* **Goal**: Find the lines holding the word "layers" and collect them.

:: Record set

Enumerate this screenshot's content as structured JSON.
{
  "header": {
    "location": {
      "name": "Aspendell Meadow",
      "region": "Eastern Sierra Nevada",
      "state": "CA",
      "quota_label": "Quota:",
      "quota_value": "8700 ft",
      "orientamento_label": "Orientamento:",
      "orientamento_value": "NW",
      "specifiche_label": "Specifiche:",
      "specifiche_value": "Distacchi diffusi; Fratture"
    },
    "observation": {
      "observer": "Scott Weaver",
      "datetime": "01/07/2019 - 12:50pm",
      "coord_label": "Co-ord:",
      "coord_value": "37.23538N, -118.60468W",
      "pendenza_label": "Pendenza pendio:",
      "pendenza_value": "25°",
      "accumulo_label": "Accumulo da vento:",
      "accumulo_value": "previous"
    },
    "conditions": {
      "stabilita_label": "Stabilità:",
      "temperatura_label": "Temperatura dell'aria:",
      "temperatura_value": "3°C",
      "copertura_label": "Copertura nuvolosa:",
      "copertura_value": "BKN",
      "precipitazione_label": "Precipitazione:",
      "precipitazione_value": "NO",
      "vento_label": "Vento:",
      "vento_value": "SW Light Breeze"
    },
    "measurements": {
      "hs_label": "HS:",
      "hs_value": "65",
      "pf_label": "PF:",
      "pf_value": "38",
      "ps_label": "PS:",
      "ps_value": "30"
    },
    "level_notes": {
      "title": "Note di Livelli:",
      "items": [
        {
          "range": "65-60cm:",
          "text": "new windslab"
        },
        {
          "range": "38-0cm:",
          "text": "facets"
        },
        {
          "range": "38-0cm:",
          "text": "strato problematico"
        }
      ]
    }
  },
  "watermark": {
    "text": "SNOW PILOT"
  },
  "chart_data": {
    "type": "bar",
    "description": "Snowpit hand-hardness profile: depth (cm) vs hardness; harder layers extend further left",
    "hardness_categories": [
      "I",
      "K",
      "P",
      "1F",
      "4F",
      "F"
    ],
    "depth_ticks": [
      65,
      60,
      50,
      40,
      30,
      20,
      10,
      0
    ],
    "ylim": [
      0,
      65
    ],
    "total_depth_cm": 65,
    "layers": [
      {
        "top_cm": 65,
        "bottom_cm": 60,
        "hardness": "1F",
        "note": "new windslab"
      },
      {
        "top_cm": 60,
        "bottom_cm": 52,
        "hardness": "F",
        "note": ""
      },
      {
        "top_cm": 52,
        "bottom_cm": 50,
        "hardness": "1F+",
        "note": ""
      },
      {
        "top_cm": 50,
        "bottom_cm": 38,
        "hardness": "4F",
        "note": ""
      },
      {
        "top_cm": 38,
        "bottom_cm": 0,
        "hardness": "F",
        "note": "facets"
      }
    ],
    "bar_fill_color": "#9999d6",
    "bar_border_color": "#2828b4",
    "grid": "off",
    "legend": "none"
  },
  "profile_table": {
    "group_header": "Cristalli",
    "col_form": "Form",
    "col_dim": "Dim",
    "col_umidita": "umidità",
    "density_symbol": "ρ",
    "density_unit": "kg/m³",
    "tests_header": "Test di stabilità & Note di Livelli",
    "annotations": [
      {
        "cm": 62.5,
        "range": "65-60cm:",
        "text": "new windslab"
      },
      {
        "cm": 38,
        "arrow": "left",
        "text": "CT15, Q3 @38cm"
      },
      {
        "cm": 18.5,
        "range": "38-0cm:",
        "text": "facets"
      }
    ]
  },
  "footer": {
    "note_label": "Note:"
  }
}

::::

* **Task answer**:
    "description": "Snowpit hand-hardness profile: depth (cm) vs hardness; harder layers extend further left",
    "layers": [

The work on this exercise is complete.